What the task asks:
Using the data below, copy each line that includes the word "title".

>> Begin Raw records

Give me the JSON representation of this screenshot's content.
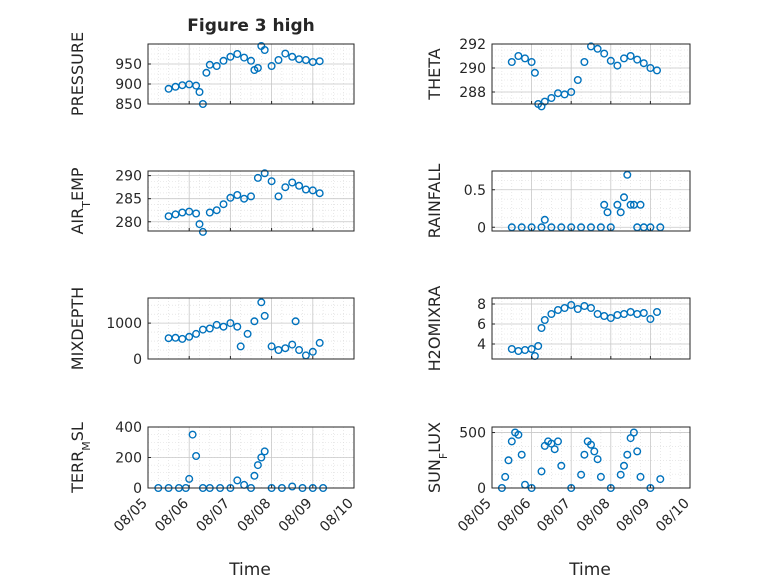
{
  "figure": {
    "title": "Figure 3 high"
  },
  "colors": {
    "marker": "#0072BD",
    "axis": "#262626",
    "grid": "#d9d9d9",
    "background": "#ffffff"
  },
  "chart_data": [
    {
      "type": "scatter",
      "id": "pressure",
      "title": "Figure 3 high",
      "xlabel": "",
      "ylabel": "PRESSURE",
      "xlim": [
        "08/05",
        "08/10"
      ],
      "ylim": [
        850,
        1000
      ],
      "yticks": [
        850,
        900,
        950
      ],
      "grid": true,
      "minor_grid": true,
      "series": [
        {
          "x": [
            "08/05 12:00",
            "08/05 16:00",
            "08/05 20:00",
            "08/06 00:00",
            "08/06 04:00",
            "08/06 06:00",
            "08/06 08:00",
            "08/06 10:00",
            "08/06 12:00",
            "08/06 16:00",
            "08/06 20:00",
            "08/07 00:00",
            "08/07 04:00",
            "08/07 08:00",
            "08/07 12:00",
            "08/07 14:00",
            "08/07 16:00",
            "08/07 18:00",
            "08/07 20:00",
            "08/08 00:00",
            "08/08 04:00",
            "08/08 08:00",
            "08/08 12:00",
            "08/08 16:00",
            "08/08 20:00",
            "08/09 00:00",
            "08/09 04:00"
          ],
          "y": [
            888,
            893,
            897,
            899,
            896,
            880,
            850,
            928,
            948,
            945,
            958,
            968,
            975,
            966,
            958,
            935,
            940,
            995,
            985,
            945,
            960,
            976,
            968,
            962,
            960,
            955,
            957
          ]
        }
      ]
    },
    {
      "type": "scatter",
      "id": "theta",
      "xlabel": "",
      "ylabel": "THETA",
      "xlim": [
        "08/05",
        "08/10"
      ],
      "ylim": [
        287,
        292
      ],
      "yticks": [
        288,
        290,
        292
      ],
      "grid": true,
      "minor_grid": true,
      "series": [
        {
          "x": [
            "08/05 12:00",
            "08/05 16:00",
            "08/05 20:00",
            "08/06 00:00",
            "08/06 02:00",
            "08/06 04:00",
            "08/06 06:00",
            "08/06 08:00",
            "08/06 12:00",
            "08/06 16:00",
            "08/06 20:00",
            "08/07 00:00",
            "08/07 04:00",
            "08/07 08:00",
            "08/07 12:00",
            "08/07 16:00",
            "08/07 20:00",
            "08/08 00:00",
            "08/08 04:00",
            "08/08 08:00",
            "08/08 12:00",
            "08/08 16:00",
            "08/08 20:00",
            "08/09 00:00",
            "08/09 04:00"
          ],
          "y": [
            290.5,
            291.0,
            290.8,
            290.5,
            289.6,
            287.0,
            286.8,
            287.2,
            287.5,
            287.9,
            287.8,
            288.0,
            289.0,
            290.5,
            291.8,
            291.6,
            291.2,
            290.6,
            290.2,
            290.8,
            291.0,
            290.7,
            290.4,
            290.0,
            289.8
          ]
        }
      ]
    },
    {
      "type": "scatter",
      "id": "air_temp",
      "xlabel": "",
      "ylabel": "AIR_TEMP",
      "xlim": [
        "08/05",
        "08/10"
      ],
      "ylim": [
        278,
        291
      ],
      "yticks": [
        280,
        285,
        290
      ],
      "grid": true,
      "minor_grid": true,
      "series": [
        {
          "x": [
            "08/05 12:00",
            "08/05 16:00",
            "08/05 20:00",
            "08/06 00:00",
            "08/06 04:00",
            "08/06 06:00",
            "08/06 08:00",
            "08/06 12:00",
            "08/06 16:00",
            "08/06 20:00",
            "08/07 00:00",
            "08/07 04:00",
            "08/07 08:00",
            "08/07 12:00",
            "08/07 16:00",
            "08/07 20:00",
            "08/08 00:00",
            "08/08 04:00",
            "08/08 08:00",
            "08/08 12:00",
            "08/08 16:00",
            "08/08 20:00",
            "08/09 00:00",
            "08/09 04:00"
          ],
          "y": [
            281.2,
            281.6,
            282.0,
            282.2,
            281.8,
            279.5,
            277.8,
            282.0,
            282.5,
            283.8,
            285.2,
            285.8,
            285.0,
            285.5,
            289.5,
            290.5,
            288.8,
            285.5,
            287.5,
            288.5,
            287.8,
            287.0,
            286.8,
            286.2
          ]
        }
      ]
    },
    {
      "type": "scatter",
      "id": "rainfall",
      "xlabel": "",
      "ylabel": "RAINFALL",
      "xlim": [
        "08/05",
        "08/10"
      ],
      "ylim": [
        -0.05,
        0.75
      ],
      "yticks": [
        0,
        0.5
      ],
      "grid": true,
      "minor_grid": true,
      "series": [
        {
          "x": [
            "08/05 12:00",
            "08/05 18:00",
            "08/06 00:00",
            "08/06 06:00",
            "08/06 08:00",
            "08/06 12:00",
            "08/06 18:00",
            "08/07 00:00",
            "08/07 06:00",
            "08/07 12:00",
            "08/07 18:00",
            "08/07 20:00",
            "08/07 22:00",
            "08/08 00:00",
            "08/08 04:00",
            "08/08 06:00",
            "08/08 08:00",
            "08/08 10:00",
            "08/08 12:00",
            "08/08 14:00",
            "08/08 16:00",
            "08/08 18:00",
            "08/08 20:00",
            "08/09 00:00",
            "08/09 06:00"
          ],
          "y": [
            0,
            0,
            0,
            0,
            0.1,
            0,
            0,
            0,
            0,
            0,
            0,
            0.3,
            0.2,
            0,
            0.3,
            0.2,
            0.4,
            0.7,
            0.3,
            0.3,
            0,
            0.3,
            0,
            0,
            0
          ]
        }
      ]
    },
    {
      "type": "scatter",
      "id": "mixdepth",
      "xlabel": "",
      "ylabel": "MIXDEPTH",
      "xlim": [
        "08/05",
        "08/10"
      ],
      "ylim": [
        0,
        1700
      ],
      "yticks": [
        0,
        1000
      ],
      "grid": true,
      "minor_grid": true,
      "series": [
        {
          "x": [
            "08/05 12:00",
            "08/05 16:00",
            "08/05 20:00",
            "08/06 00:00",
            "08/06 04:00",
            "08/06 08:00",
            "08/06 12:00",
            "08/06 16:00",
            "08/06 20:00",
            "08/07 00:00",
            "08/07 04:00",
            "08/07 06:00",
            "08/07 10:00",
            "08/07 14:00",
            "08/07 18:00",
            "08/07 20:00",
            "08/08 00:00",
            "08/08 04:00",
            "08/08 08:00",
            "08/08 12:00",
            "08/08 14:00",
            "08/08 16:00",
            "08/08 20:00",
            "08/09 00:00",
            "08/09 04:00"
          ],
          "y": [
            580,
            590,
            560,
            620,
            700,
            820,
            850,
            950,
            900,
            1000,
            900,
            350,
            700,
            1050,
            1580,
            1200,
            350,
            250,
            300,
            400,
            1050,
            250,
            100,
            200,
            450
          ]
        }
      ]
    },
    {
      "type": "scatter",
      "id": "h2omixra",
      "xlabel": "",
      "ylabel": "H2OMIXRA",
      "xlim": [
        "08/05",
        "08/10"
      ],
      "ylim": [
        2.5,
        8.6
      ],
      "yticks": [
        4,
        6,
        8
      ],
      "grid": true,
      "minor_grid": true,
      "series": [
        {
          "x": [
            "08/05 12:00",
            "08/05 16:00",
            "08/05 20:00",
            "08/06 00:00",
            "08/06 02:00",
            "08/06 04:00",
            "08/06 06:00",
            "08/06 08:00",
            "08/06 12:00",
            "08/06 16:00",
            "08/06 20:00",
            "08/07 00:00",
            "08/07 04:00",
            "08/07 08:00",
            "08/07 12:00",
            "08/07 16:00",
            "08/07 20:00",
            "08/08 00:00",
            "08/08 04:00",
            "08/08 08:00",
            "08/08 12:00",
            "08/08 16:00",
            "08/08 20:00",
            "08/09 00:00",
            "08/09 04:00"
          ],
          "y": [
            3.5,
            3.3,
            3.4,
            3.5,
            2.8,
            3.8,
            5.6,
            6.4,
            7.0,
            7.4,
            7.6,
            7.9,
            7.5,
            7.8,
            7.6,
            7.0,
            6.8,
            6.6,
            6.9,
            7.0,
            7.2,
            7.0,
            7.1,
            6.5,
            7.2
          ]
        }
      ]
    },
    {
      "type": "scatter",
      "id": "terr_msl",
      "xlabel": "Time",
      "ylabel": "TERR_MSL",
      "xlim": [
        "08/05",
        "08/10"
      ],
      "ylim": [
        0,
        400
      ],
      "xticks": [
        "08/05",
        "08/06",
        "08/07",
        "08/08",
        "08/09",
        "08/10"
      ],
      "yticks": [
        0,
        200,
        400
      ],
      "grid": true,
      "minor_grid": true,
      "series": [
        {
          "x": [
            "08/05 06:00",
            "08/05 12:00",
            "08/05 18:00",
            "08/05 22:00",
            "08/06 00:00",
            "08/06 02:00",
            "08/06 04:00",
            "08/06 08:00",
            "08/06 12:00",
            "08/06 18:00",
            "08/07 00:00",
            "08/07 04:00",
            "08/07 08:00",
            "08/07 12:00",
            "08/07 14:00",
            "08/07 16:00",
            "08/07 18:00",
            "08/07 20:00",
            "08/08 00:00",
            "08/08 06:00",
            "08/08 12:00",
            "08/08 18:00",
            "08/09 00:00",
            "08/09 06:00"
          ],
          "y": [
            0,
            0,
            0,
            0,
            60,
            350,
            210,
            0,
            0,
            0,
            0,
            50,
            20,
            0,
            80,
            150,
            200,
            240,
            0,
            0,
            10,
            0,
            0,
            0
          ]
        }
      ]
    },
    {
      "type": "scatter",
      "id": "sun_flux",
      "xlabel": "Time",
      "ylabel": "SUN_FLUX",
      "xlim": [
        "08/05",
        "08/10"
      ],
      "ylim": [
        0,
        550
      ],
      "xticks": [
        "08/05",
        "08/06",
        "08/07",
        "08/08",
        "08/09",
        "08/10"
      ],
      "yticks": [
        0,
        500
      ],
      "grid": true,
      "minor_grid": true,
      "series": [
        {
          "x": [
            "08/05 06:00",
            "08/05 08:00",
            "08/05 10:00",
            "08/05 12:00",
            "08/05 14:00",
            "08/05 16:00",
            "08/05 18:00",
            "08/05 20:00",
            "08/06 00:00",
            "08/06 06:00",
            "08/06 08:00",
            "08/06 10:00",
            "08/06 12:00",
            "08/06 14:00",
            "08/06 16:00",
            "08/06 18:00",
            "08/07 00:00",
            "08/07 06:00",
            "08/07 08:00",
            "08/07 10:00",
            "08/07 12:00",
            "08/07 14:00",
            "08/07 16:00",
            "08/07 18:00",
            "08/08 00:00",
            "08/08 06:00",
            "08/08 08:00",
            "08/08 10:00",
            "08/08 12:00",
            "08/08 14:00",
            "08/08 16:00",
            "08/08 18:00",
            "08/09 00:00",
            "08/09 06:00"
          ],
          "y": [
            0,
            100,
            250,
            420,
            500,
            480,
            300,
            30,
            0,
            150,
            380,
            420,
            400,
            350,
            420,
            200,
            0,
            120,
            300,
            420,
            390,
            330,
            260,
            100,
            0,
            120,
            200,
            300,
            450,
            500,
            330,
            100,
            0,
            80
          ]
        }
      ]
    }
  ]
}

>> End Raw records

Response to this task:
    "title": "Figure 3 high"
      "title": "Figure 3 high",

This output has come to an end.